▶ **Aim of the exercise**
Extract the full listing below without altering a single character.

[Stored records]
-- start --
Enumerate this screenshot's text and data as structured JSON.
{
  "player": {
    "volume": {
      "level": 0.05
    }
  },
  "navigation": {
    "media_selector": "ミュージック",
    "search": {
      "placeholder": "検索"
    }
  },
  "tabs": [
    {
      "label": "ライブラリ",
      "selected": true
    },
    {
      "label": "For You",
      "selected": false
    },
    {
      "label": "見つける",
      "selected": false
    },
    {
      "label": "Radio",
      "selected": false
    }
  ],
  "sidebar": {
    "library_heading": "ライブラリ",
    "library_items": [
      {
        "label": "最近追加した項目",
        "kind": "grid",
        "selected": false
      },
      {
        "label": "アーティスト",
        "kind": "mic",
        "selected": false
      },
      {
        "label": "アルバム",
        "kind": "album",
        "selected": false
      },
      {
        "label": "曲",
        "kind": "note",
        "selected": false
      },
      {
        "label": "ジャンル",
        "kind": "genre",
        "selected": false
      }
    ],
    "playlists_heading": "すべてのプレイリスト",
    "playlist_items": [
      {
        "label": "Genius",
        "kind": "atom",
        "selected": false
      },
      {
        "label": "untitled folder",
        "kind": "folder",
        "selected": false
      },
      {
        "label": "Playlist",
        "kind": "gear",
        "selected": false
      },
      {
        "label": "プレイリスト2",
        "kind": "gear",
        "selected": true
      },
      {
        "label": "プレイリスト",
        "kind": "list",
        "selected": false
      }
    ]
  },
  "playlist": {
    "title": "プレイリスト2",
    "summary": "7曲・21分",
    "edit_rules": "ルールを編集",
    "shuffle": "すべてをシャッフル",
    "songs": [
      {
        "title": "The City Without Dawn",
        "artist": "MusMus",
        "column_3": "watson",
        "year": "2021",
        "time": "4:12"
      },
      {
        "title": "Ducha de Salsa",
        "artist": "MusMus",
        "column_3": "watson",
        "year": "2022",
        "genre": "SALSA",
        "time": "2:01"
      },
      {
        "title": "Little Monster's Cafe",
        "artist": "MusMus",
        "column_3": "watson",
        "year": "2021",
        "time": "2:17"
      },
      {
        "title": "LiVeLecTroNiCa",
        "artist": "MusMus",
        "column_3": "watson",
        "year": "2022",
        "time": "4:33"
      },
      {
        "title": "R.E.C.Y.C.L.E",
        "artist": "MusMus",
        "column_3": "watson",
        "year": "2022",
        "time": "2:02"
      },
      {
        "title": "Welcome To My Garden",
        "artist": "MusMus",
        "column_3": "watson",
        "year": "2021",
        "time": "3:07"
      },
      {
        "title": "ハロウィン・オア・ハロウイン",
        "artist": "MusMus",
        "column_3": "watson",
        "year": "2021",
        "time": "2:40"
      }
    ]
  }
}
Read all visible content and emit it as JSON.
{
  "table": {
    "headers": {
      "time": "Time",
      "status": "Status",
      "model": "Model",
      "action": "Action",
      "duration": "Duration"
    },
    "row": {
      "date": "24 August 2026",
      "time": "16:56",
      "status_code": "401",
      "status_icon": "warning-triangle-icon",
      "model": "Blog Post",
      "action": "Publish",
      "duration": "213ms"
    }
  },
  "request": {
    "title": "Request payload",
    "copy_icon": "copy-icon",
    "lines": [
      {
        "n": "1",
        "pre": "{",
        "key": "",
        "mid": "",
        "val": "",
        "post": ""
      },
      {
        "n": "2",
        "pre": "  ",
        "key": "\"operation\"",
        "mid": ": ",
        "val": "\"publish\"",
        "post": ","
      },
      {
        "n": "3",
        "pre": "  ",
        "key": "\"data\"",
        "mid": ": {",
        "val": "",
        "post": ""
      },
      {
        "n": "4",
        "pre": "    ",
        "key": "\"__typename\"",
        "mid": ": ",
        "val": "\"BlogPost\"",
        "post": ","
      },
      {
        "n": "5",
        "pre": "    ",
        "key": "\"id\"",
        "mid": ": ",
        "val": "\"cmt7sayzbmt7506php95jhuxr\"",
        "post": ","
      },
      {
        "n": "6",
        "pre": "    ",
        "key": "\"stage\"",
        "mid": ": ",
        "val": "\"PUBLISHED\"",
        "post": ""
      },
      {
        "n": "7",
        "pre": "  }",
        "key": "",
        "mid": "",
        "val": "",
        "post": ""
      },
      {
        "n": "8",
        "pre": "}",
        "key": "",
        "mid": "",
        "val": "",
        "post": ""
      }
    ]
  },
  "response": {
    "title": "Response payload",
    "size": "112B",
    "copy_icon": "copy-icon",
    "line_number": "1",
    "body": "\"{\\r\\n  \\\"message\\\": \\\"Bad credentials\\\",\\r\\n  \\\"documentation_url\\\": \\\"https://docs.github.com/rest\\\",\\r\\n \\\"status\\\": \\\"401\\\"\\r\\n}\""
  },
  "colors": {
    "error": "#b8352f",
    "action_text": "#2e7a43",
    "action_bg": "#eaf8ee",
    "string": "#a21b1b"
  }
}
-- end --
▶ **Reply**
Enumerate this screenshot's text and data as structured JSON.
{
  "player": {
    "volume": {
      "level": 0.05
    }
  },
  "navigation": {
    "media_selector": "ミュージック",
    "search": {
      "placeholder": "検索"
    }
  },
  "tabs": [
    {
      "label": "ライブラリ",
      "selected": true
    },
    {
      "label": "For You",
      "selected": false
    },
    {
      "label": "見つける",
      "selected": false
    },
    {
      "label": "Radio",
      "selected": false
    }
  ],
  "sidebar": {
    "library_heading": "ライブラリ",
    "library_items": [
      {
        "label": "最近追加した項目",
        "kind": "grid",
        "selected": false
      },
      {
        "label": "アーティスト",
        "kind": "mic",
        "selected": false
      },
      {
        "label": "アルバム",
        "kind": "album",
        "selected": false
      },
      {
        "label": "曲",
        "kind": "note",
        "selected": false
      },
      {
        "label": "ジャンル",
        "kind": "genre",
        "selected": false
      }
    ],
    "playlists_heading": "すべてのプレイリスト",
    "playlist_items": [
      {
        "label": "Genius",
        "kind": "atom",
        "selected": false
      },
      {
        "label": "untitled folder",
        "kind": "folder",
        "selected": false
      },
      {
        "label": "Playlist",
        "kind": "gear",
        "selected": false
      },
      {
        "label": "プレイリスト2",
        "kind": "gear",
        "selected": true
      },
      {
        "label": "プレイリスト",
        "kind": "list",
        "selected": false
      }
    ]
  },
  "playlist": {
    "title": "プレイリスト2",
    "summary": "7曲・21分",
    "edit_rules": "ルールを編集",
    "shuffle": "すべてをシャッフル",
    "songs": [
      {
        "title": "The City Without Dawn",
        "artist": "MusMus",
        "column_3": "watson",
        "year": "2021",
        "time": "4:12"
      },
      {
        "title": "Ducha de Salsa",
        "artist": "MusMus",
        "column_3": "watson",
        "year": "2022",
        "genre": "SALSA",
        "time": "2:01"
      },
      {
        "title": "Little Monster's Cafe",
        "artist": "MusMus",
        "column_3": "watson",
        "year": "2021",
        "time": "2:17"
      },
      {
        "title": "LiVeLecTroNiCa",
        "artist": "MusMus",
        "column_3": "watson",
        "year": "2022",
        "time": "4:33"
      },
      {
        "title": "R.E.C.Y.C.L.E",
        "artist": "MusMus",
        "column_3": "watson",
        "year": "2022",
        "time": "2:02"
      },
      {
        "title": "Welcome To My Garden",
        "artist": "MusMus",
        "column_3": "watson",
        "year": "2021",
        "time": "3:07"
      },
      {
        "title": "ハロウィン・オア・ハロウイン",
        "artist": "MusMus",
        "column_3": "watson",
        "year": "2021",
        "time": "2:40"
      }
    ]
  }
}
Read all visible content and emit it as JSON.
{
  "table": {
    "headers": {
      "time": "Time",
      "status": "Status",
      "model": "Model",
      "action": "Action",
      "duration": "Duration"
    },
    "row": {
      "date": "24 August 2026",
      "time": "16:56",
      "status_code": "401",
      "status_icon": "warning-triangle-icon",
      "model": "Blog Post",
      "action": "Publish",
      "duration": "213ms"
    }
  },
  "request": {
    "title": "Request payload",
    "copy_icon": "copy-icon",
    "lines": [
      {
        "n": "1",
        "pre": "{",
        "key": "",
        "mid": "",
        "val": "",
        "post": ""
      },
      {
        "n": "2",
        "pre": "  ",
        "key": "\"operation\"",
        "mid": ": ",
        "val": "\"publish\"",
        "post": ","
      },
      {
        "n": "3",
        "pre": "  ",
        "key": "\"data\"",
        "mid": ": {",
        "val": "",
        "post": ""
      },
      {
        "n": "4",
        "pre": "    ",
        "key": "\"__typename\"",
        "mid": ": ",
        "val": "\"BlogPost\"",
        "post": ","
      },
      {
        "n": "5",
        "pre": "    ",
        "key": "\"id\"",
        "mid": ": ",
        "val": "\"cmt7sayzbmt7506php95jhuxr\"",
        "post": ","
      },
      {
        "n": "6",
        "pre": "    ",
        "key": "\"stage\"",
        "mid": ": ",
        "val": "\"PUBLISHED\"",
        "post": ""
      },
      {
        "n": "7",
        "pre": "  }",
        "key": "",
        "mid": "",
        "val": "",
        "post": ""
      },
      {
        "n": "8",
        "pre": "}",
        "key": "",
        "mid": "",
        "val": "",
        "post": ""
      }
    ]
  },
  "response": {
    "title": "Response payload",
    "size": "112B",
    "copy_icon": "copy-icon",
    "line_number": "1",
    "body": "\"{\\r\\n  \\\"message\\\": \\\"Bad credentials\\\",\\r\\n  \\\"documentation_url\\\": \\\"https://docs.github.com/rest\\\",\\r\\n \\\"status\\\": \\\"401\\\"\\r\\n}\""
  },
  "colors": {
    "error": "#b8352f",
    "action_text": "#2e7a43",
    "action_bg": "#eaf8ee",
    "string": "#a21b1b"
  }
}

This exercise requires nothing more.